[Problem requirements]: Copy out each line exactly as it appears.

== Input records ==

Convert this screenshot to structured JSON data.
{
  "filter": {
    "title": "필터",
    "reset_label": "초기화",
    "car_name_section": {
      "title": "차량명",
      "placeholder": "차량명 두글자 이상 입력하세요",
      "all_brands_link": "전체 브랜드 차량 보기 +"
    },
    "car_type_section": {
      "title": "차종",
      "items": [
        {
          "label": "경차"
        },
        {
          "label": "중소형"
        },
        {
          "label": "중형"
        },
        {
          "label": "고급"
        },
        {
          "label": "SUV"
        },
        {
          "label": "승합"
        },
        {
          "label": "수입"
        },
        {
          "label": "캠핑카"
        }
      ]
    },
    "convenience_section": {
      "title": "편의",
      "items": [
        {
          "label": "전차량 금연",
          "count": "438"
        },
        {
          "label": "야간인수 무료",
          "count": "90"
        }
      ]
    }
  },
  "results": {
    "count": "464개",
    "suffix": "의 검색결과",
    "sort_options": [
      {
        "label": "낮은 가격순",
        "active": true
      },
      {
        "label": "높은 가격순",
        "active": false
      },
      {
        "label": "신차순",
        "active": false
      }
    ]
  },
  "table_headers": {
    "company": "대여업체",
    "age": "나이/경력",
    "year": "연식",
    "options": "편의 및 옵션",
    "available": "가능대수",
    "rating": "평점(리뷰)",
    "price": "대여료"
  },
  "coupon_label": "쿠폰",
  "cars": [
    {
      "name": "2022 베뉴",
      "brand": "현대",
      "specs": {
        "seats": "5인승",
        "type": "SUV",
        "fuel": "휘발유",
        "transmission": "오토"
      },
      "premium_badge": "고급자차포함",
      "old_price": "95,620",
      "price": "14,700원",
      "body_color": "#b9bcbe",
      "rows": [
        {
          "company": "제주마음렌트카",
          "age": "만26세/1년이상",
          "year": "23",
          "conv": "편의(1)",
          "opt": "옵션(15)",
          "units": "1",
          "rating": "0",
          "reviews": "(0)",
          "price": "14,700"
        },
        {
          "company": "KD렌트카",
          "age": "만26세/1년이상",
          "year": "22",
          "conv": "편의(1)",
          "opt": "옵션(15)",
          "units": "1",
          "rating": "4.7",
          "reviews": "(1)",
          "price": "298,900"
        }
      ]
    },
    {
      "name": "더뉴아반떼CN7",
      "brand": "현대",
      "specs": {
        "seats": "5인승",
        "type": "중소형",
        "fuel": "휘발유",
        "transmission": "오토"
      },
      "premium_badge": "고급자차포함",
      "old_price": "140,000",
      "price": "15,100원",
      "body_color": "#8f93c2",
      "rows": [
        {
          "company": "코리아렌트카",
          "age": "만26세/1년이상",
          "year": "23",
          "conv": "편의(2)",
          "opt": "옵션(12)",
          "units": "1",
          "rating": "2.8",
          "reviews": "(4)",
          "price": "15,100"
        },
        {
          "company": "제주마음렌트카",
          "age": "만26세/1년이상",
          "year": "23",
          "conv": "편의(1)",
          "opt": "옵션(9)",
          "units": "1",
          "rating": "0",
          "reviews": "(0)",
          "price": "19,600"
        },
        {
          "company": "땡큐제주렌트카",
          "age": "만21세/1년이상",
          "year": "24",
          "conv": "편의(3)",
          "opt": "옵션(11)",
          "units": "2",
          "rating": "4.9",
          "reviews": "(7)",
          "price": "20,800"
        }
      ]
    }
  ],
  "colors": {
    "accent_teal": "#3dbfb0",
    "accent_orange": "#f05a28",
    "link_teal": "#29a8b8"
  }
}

===

[Result]:
Convert this screenshot to structured JSON data.
{
  "filter": {
    "title": "필터",
    "reset_label": "초기화",
    "car_name_section": {
      "title": "차량명",
      "placeholder": "차량명 두글자 이상 입력하세요",
      "all_brands_link": "전체 브랜드 차량 보기 +"
    },
    "car_type_section": {
      "title": "차종",
      "items": [
        {
          "label": "경차"
        },
        {
          "label": "중소형"
        },
        {
          "label": "중형"
        },
        {
          "label": "고급"
        },
        {
          "label": "SUV"
        },
        {
          "label": "승합"
        },
        {
          "label": "수입"
        },
        {
          "label": "캠핑카"
        }
      ]
    },
    "convenience_section": {
      "title": "편의",
      "items": [
        {
          "label": "전차량 금연",
          "count": "438"
        },
        {
          "label": "야간인수 무료",
          "count": "90"
        }
      ]
    }
  },
  "results": {
    "count": "464개",
    "suffix": "의 검색결과",
    "sort_options": [
      {
        "label": "낮은 가격순",
        "active": true
      },
      {
        "label": "높은 가격순",
        "active": false
      },
      {
        "label": "신차순",
        "active": false
      }
    ]
  },
  "table_headers": {
    "company": "대여업체",
    "age": "나이/경력",
    "year": "연식",
    "options": "편의 및 옵션",
    "available": "가능대수",
    "rating": "평점(리뷰)",
    "price": "대여료"
  },
  "coupon_label": "쿠폰",
  "cars": [
    {
      "name": "2022 베뉴",
      "brand": "현대",
      "specs": {
        "seats": "5인승",
        "type": "SUV",
        "fuel": "휘발유",
        "transmission": "오토"
      },
      "premium_badge": "고급자차포함",
      "old_price": "95,620",
      "price": "14,700원",
      "body_color": "#b9bcbe",
      "rows": [
        {
          "company": "제주마음렌트카",
          "age": "만26세/1년이상",
          "year": "23",
          "conv": "편의(1)",
          "opt": "옵션(15)",
          "units": "1",
          "rating": "0",
          "reviews": "(0)",
          "price": "14,700"
        },
        {
          "company": "KD렌트카",
          "age": "만26세/1년이상",
          "year": "22",
          "conv": "편의(1)",
          "opt": "옵션(15)",
          "units": "1",
          "rating": "4.7",
          "reviews": "(1)",
          "price": "298,900"
        }
      ]
    },
    {
      "name": "더뉴아반떼CN7",
      "brand": "현대",
      "specs": {
        "seats": "5인승",
        "type": "중소형",
        "fuel": "휘발유",
        "transmission": "오토"
      },
      "premium_badge": "고급자차포함",
      "old_price": "140,000",
      "price": "15,100원",
      "body_color": "#8f93c2",
      "rows": [
        {
          "company": "코리아렌트카",
          "age": "만26세/1년이상",
          "year": "23",
          "conv": "편의(2)",
          "opt": "옵션(12)",
          "units": "1",
          "rating": "2.8",
          "reviews": "(4)",
          "price": "15,100"
        },
        {
          "company": "제주마음렌트카",
          "age": "만26세/1년이상",
          "year": "23",
          "conv": "편의(1)",
          "opt": "옵션(9)",
          "units": "1",
          "rating": "0",
          "reviews": "(0)",
          "price": "19,600"
        },
        {
          "company": "땡큐제주렌트카",
          "age": "만21세/1년이상",
          "year": "24",
          "conv": "편의(3)",
          "opt": "옵션(11)",
          "units": "2",
          "rating": "4.9",
          "reviews": "(7)",
          "price": "20,800"
        }
      ]
    }
  ],
  "colors": {
    "accent_teal": "#3dbfb0",
    "accent_orange": "#f05a28",
    "link_teal": "#29a8b8"
  }
}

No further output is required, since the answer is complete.